### [Extracted information]
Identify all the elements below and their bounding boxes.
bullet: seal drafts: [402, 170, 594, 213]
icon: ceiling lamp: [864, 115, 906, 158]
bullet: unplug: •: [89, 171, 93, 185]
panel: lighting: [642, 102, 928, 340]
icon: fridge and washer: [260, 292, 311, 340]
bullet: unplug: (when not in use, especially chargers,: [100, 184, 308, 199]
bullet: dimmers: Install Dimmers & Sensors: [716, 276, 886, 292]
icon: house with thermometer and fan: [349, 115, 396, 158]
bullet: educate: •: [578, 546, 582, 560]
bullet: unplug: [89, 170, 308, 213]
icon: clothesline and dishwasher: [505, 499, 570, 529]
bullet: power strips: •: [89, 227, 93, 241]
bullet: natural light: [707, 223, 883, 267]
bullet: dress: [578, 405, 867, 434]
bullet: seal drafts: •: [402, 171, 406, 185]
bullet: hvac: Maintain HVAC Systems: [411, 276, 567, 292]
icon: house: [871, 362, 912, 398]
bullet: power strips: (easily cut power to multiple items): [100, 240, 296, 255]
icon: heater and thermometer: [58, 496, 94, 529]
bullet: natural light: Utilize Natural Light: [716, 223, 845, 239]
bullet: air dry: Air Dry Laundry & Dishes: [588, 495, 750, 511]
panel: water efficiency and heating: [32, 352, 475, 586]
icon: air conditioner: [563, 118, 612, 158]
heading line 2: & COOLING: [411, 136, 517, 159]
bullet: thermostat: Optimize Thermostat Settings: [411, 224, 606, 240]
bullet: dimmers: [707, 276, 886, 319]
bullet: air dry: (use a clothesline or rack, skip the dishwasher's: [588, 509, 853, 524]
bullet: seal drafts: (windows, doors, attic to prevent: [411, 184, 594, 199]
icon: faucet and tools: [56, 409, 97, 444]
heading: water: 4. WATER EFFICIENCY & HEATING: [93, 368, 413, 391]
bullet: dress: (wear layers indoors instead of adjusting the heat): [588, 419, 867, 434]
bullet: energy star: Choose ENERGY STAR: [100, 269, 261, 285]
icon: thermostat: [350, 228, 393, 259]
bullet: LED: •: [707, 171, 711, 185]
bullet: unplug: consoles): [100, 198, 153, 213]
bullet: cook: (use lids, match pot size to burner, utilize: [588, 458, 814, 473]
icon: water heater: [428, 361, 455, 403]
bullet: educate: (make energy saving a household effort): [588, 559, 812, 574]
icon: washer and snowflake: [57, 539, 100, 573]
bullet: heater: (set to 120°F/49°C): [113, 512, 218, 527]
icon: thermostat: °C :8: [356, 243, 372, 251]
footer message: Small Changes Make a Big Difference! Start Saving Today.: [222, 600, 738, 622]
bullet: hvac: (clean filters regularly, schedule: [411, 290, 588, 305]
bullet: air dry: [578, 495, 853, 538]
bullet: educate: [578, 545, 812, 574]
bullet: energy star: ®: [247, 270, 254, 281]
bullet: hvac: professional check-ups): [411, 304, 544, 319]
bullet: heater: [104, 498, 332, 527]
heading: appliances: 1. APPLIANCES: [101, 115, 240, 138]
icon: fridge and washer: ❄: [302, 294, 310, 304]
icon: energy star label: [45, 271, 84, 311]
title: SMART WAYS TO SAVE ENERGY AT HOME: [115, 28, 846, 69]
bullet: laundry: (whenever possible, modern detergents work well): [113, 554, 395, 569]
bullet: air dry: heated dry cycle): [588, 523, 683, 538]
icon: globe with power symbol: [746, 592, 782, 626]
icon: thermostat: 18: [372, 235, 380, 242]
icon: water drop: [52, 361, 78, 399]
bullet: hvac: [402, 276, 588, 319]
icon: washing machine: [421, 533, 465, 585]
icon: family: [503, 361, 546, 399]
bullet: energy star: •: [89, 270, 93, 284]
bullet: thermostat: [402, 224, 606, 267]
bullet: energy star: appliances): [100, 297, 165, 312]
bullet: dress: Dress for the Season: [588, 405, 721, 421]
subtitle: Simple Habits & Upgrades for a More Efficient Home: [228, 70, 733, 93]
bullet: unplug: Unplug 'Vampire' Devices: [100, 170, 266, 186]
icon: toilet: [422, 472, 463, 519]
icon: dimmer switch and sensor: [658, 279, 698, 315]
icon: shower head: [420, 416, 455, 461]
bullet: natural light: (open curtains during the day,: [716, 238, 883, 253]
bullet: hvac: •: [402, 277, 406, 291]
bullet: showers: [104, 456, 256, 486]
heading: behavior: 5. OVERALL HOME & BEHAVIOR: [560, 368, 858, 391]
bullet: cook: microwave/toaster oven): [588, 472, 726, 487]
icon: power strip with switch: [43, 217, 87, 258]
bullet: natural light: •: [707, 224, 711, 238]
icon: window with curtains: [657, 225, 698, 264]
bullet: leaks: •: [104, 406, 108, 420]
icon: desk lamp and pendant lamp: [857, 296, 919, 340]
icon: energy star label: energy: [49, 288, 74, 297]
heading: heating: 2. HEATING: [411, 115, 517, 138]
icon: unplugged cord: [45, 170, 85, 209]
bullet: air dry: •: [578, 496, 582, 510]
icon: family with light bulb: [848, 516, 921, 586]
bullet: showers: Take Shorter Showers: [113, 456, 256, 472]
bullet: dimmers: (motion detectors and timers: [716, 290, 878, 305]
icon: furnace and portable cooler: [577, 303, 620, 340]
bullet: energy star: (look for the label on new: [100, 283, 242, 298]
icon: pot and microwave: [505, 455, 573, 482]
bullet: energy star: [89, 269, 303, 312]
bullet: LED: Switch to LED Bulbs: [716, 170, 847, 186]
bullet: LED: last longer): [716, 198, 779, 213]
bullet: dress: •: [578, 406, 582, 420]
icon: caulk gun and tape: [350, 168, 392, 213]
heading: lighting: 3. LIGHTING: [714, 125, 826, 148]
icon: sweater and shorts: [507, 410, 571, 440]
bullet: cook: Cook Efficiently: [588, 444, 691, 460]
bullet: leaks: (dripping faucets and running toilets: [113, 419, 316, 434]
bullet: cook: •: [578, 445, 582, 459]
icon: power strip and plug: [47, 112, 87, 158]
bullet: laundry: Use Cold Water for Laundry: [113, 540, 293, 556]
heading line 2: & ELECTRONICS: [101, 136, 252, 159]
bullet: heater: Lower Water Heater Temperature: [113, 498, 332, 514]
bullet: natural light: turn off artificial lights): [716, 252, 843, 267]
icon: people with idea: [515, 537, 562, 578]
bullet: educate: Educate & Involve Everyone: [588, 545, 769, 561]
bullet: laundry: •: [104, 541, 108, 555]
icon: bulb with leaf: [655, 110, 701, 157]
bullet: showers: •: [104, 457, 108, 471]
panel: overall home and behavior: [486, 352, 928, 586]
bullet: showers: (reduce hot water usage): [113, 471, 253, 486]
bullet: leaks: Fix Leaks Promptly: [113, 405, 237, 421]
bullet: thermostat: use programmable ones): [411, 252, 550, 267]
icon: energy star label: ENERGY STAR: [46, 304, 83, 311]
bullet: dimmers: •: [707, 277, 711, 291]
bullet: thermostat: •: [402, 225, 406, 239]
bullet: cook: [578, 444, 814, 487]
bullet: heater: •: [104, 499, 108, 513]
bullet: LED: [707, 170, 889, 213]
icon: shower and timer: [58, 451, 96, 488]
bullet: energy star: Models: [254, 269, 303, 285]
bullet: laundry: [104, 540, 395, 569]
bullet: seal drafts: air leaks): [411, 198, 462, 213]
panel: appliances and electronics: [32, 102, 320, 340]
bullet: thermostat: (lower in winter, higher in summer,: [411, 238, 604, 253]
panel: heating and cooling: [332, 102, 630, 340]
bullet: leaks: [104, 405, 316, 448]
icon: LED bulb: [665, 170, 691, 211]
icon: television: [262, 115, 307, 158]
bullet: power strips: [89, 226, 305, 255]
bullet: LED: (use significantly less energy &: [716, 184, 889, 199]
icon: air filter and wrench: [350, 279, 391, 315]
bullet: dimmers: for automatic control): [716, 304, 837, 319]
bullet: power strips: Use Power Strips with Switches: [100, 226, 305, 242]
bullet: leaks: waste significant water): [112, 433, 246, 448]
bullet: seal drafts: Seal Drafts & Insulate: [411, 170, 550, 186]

### [Written instruction]
Please write out the rows word for word, from the first one through the line with "bullet: unplug: consoles): [100, 198, 153, 213]", including that line.

### [Solved exercise]
Identify all the elements below and their bounding boxes.
bullet: seal drafts: [402, 170, 594, 213]
icon: ceiling lamp: [864, 115, 906, 158]
bullet: unplug: •: [89, 171, 93, 185]
panel: lighting: [642, 102, 928, 340]
icon: fridge and washer: [260, 292, 311, 340]
bullet: unplug: (when not in use, especially chargers,: [100, 184, 308, 199]
bullet: dimmers: Install Dimmers & Sensors: [716, 276, 886, 292]
icon: house with thermometer and fan: [349, 115, 396, 158]
bullet: educate: •: [578, 546, 582, 560]
bullet: unplug: [89, 170, 308, 213]
icon: clothesline and dishwasher: [505, 499, 570, 529]
bullet: power strips: •: [89, 227, 93, 241]
bullet: natural light: [707, 223, 883, 267]
bullet: dress: [578, 405, 867, 434]
bullet: seal drafts: •: [402, 171, 406, 185]
bullet: hvac: Maintain HVAC Systems: [411, 276, 567, 292]
icon: house: [871, 362, 912, 398]
bullet: power strips: (easily cut power to multiple items): [100, 240, 296, 255]
icon: heater and thermometer: [58, 496, 94, 529]
bullet: natural light: Utilize Natural Light: [716, 223, 845, 239]
bullet: air dry: Air Dry Laundry & Dishes: [588, 495, 750, 511]
panel: water efficiency and heating: [32, 352, 475, 586]
icon: air conditioner: [563, 118, 612, 158]
heading line 2: & COOLING: [411, 136, 517, 159]
bullet: thermostat: Optimize Thermostat Settings: [411, 224, 606, 240]
bullet: dimmers: [707, 276, 886, 319]
bullet: air dry: (use a clothesline or rack, skip the dishwasher's: [588, 509, 853, 524]
bullet: seal drafts: (windows, doors, attic to prevent: [411, 184, 594, 199]
icon: faucet and tools: [56, 409, 97, 444]
heading: water: 4. WATER EFFICIENCY & HEATING: [93, 368, 413, 391]
bullet: dress: (wear layers indoors instead of adjusting the heat): [588, 419, 867, 434]
bullet: energy star: Choose ENERGY STAR: [100, 269, 261, 285]
icon: thermostat: [350, 228, 393, 259]
bullet: LED: •: [707, 171, 711, 185]
bullet: unplug: consoles): [100, 198, 153, 213]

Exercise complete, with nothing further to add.